* _JOB_: Extract the whole listing as it stands. Do not include the pictures.

* _THE DATA_:
- - -
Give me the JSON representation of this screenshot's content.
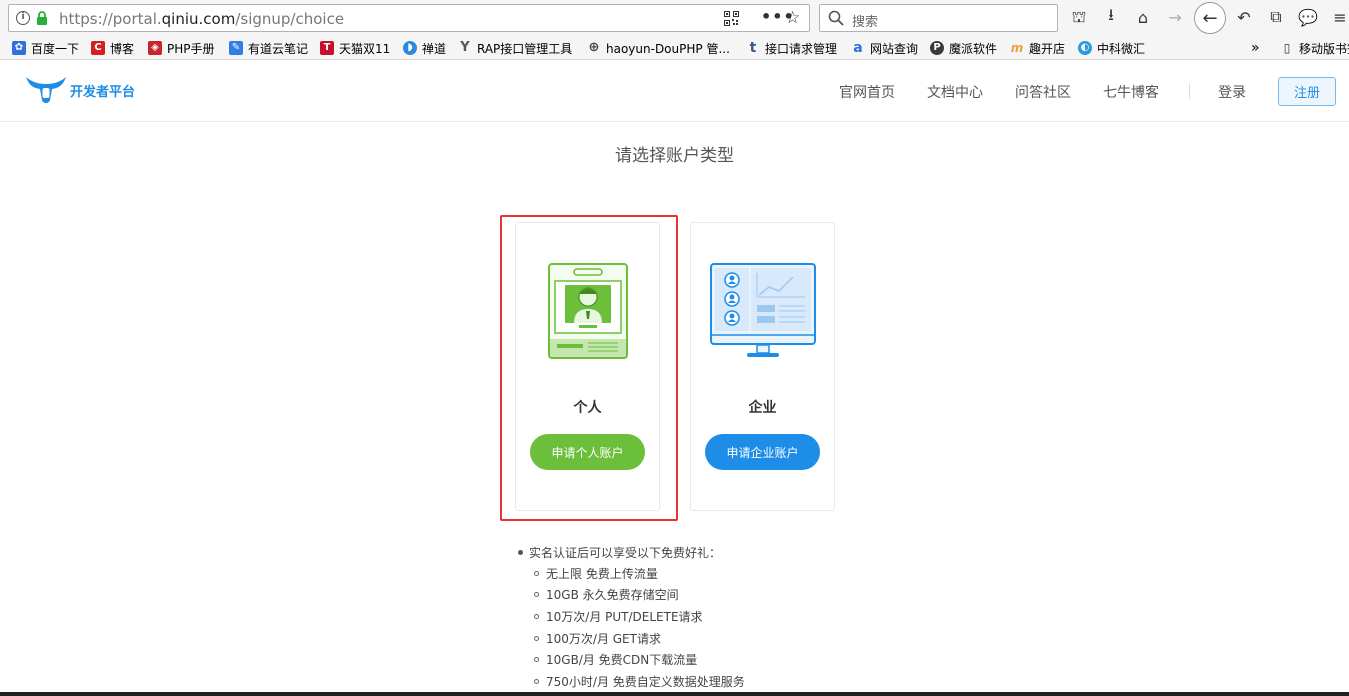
{
  "browser": {
    "url_prefix": "https://portal.",
    "url_domain": "qiniu.com",
    "url_path": "/signup/choice",
    "search_placeholder": "搜索",
    "bookmarks": [
      {
        "label": "百度一下",
        "color": "#2f6fde"
      },
      {
        "label": "博客",
        "color": "#d51f25"
      },
      {
        "label": "PHP手册",
        "color": "#c7262c"
      },
      {
        "label": "有道云笔记",
        "color": "#2f7fe6"
      },
      {
        "label": "天猫双11",
        "color": "#c8102e"
      },
      {
        "label": "禅道",
        "color": "#2a8ae0"
      },
      {
        "label": "RAP接口管理工具",
        "color": "#555555"
      },
      {
        "label": "haoyun-DouPHP 管...",
        "color": "#444444"
      },
      {
        "label": "接口请求管理",
        "color": "#3a5a80"
      },
      {
        "label": "网站查询",
        "color": "#2f6fde"
      },
      {
        "label": "魔派软件",
        "color": "#3a3a3a"
      },
      {
        "label": "趣开店",
        "color": "#e8a23a"
      },
      {
        "label": "中科微汇",
        "color": "#2a9adf"
      }
    ],
    "bookmarks_more": "»",
    "mobile_bookmarks": "移动版书签"
  },
  "header": {
    "logo_text": "开发者平台",
    "nav": [
      "官网首页",
      "文档中心",
      "问答社区",
      "七牛博客"
    ],
    "login": "登录",
    "register": "注册"
  },
  "main": {
    "title": "请选择账户类型",
    "cards": [
      {
        "label": "个人",
        "button": "申请个人账户",
        "accent": "#6bbf3a",
        "selected": true
      },
      {
        "label": "企业",
        "button": "申请企业账户",
        "accent": "#1e8de8",
        "selected": false
      }
    ],
    "benefits_lead": "实名认证后可以享受以下免费好礼：",
    "benefits": [
      "无上限 免费上传流量",
      "10GB 永久免费存储空间",
      "10万次/月 PUT/DELETE请求",
      "100万次/月 GET请求",
      "10GB/月 免费CDN下载流量",
      "750小时/月 免费自定义数据处理服务"
    ]
  },
  "colors": {
    "brand_blue": "#1e8de8",
    "personal_green": "#6bbf3a",
    "highlight_red": "#e63232"
  }
}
- - -
* _CORRECT RESULT_:
Give me the JSON representation of this screenshot's content.
{
  "browser": {
    "url_prefix": "https://portal.",
    "url_domain": "qiniu.com",
    "url_path": "/signup/choice",
    "search_placeholder": "搜索",
    "bookmarks": [
      {
        "label": "百度一下",
        "color": "#2f6fde"
      },
      {
        "label": "博客",
        "color": "#d51f25"
      },
      {
        "label": "PHP手册",
        "color": "#c7262c"
      },
      {
        "label": "有道云笔记",
        "color": "#2f7fe6"
      },
      {
        "label": "天猫双11",
        "color": "#c8102e"
      },
      {
        "label": "禅道",
        "color": "#2a8ae0"
      },
      {
        "label": "RAP接口管理工具",
        "color": "#555555"
      },
      {
        "label": "haoyun-DouPHP 管...",
        "color": "#444444"
      },
      {
        "label": "接口请求管理",
        "color": "#3a5a80"
      },
      {
        "label": "网站查询",
        "color": "#2f6fde"
      },
      {
        "label": "魔派软件",
        "color": "#3a3a3a"
      },
      {
        "label": "趣开店",
        "color": "#e8a23a"
      },
      {
        "label": "中科微汇",
        "color": "#2a9adf"
      }
    ],
    "bookmarks_more": "»",
    "mobile_bookmarks": "移动版书签"
  },
  "header": {
    "logo_text": "开发者平台",
    "nav": [
      "官网首页",
      "文档中心",
      "问答社区",
      "七牛博客"
    ],
    "login": "登录",
    "register": "注册"
  },
  "main": {
    "title": "请选择账户类型",
    "cards": [
      {
        "label": "个人",
        "button": "申请个人账户",
        "accent": "#6bbf3a",
        "selected": true
      },
      {
        "label": "企业",
        "button": "申请企业账户",
        "accent": "#1e8de8",
        "selected": false
      }
    ],
    "benefits_lead": "实名认证后可以享受以下免费好礼：",
    "benefits": [
      "无上限 免费上传流量",
      "10GB 永久免费存储空间",
      "10万次/月 PUT/DELETE请求",
      "100万次/月 GET请求",
      "10GB/月 免费CDN下载流量",
      "750小时/月 免费自定义数据处理服务"
    ]
  },
  "colors": {
    "brand_blue": "#1e8de8",
    "personal_green": "#6bbf3a",
    "highlight_red": "#e63232"
  }
}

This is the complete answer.